◆ Task input:
** Begin **

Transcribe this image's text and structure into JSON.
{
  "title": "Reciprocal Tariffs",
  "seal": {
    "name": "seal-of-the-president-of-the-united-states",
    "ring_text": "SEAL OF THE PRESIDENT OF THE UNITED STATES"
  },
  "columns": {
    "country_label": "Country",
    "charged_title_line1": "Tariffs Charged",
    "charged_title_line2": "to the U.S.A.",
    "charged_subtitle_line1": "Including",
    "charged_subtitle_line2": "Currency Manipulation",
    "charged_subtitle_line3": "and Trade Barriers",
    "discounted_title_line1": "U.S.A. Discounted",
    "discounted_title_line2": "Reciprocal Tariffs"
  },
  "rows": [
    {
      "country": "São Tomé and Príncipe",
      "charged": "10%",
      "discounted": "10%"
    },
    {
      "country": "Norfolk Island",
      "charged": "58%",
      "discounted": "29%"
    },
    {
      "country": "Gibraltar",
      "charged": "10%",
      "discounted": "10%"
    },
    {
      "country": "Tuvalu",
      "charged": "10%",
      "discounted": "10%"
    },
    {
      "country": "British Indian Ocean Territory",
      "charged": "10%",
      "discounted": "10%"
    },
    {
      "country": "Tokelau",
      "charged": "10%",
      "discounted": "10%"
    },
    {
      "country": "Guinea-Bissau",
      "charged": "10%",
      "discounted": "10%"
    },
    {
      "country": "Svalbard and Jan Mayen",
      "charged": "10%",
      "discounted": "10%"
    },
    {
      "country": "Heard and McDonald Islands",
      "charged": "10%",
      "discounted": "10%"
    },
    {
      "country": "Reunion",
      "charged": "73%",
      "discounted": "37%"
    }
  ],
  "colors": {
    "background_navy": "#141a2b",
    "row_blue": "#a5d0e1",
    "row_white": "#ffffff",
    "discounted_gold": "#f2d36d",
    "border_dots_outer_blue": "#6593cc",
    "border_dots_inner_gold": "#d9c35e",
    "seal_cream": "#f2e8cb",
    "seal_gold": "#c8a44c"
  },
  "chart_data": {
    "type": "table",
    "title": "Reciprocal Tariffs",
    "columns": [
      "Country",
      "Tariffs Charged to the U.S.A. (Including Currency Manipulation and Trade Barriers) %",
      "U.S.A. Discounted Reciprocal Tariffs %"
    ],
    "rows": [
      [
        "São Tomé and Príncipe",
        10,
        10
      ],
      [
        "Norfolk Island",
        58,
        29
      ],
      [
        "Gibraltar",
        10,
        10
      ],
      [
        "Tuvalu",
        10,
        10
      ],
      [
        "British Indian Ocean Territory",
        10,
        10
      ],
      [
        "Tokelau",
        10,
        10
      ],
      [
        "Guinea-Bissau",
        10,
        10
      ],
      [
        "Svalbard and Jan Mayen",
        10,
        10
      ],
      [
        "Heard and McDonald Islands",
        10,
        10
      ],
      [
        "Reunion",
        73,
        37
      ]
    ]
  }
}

** End **

◆ Required work: Count the lines that hold the string "Tariffs", and reply with that number alone.

◆ Output of the exercise: 6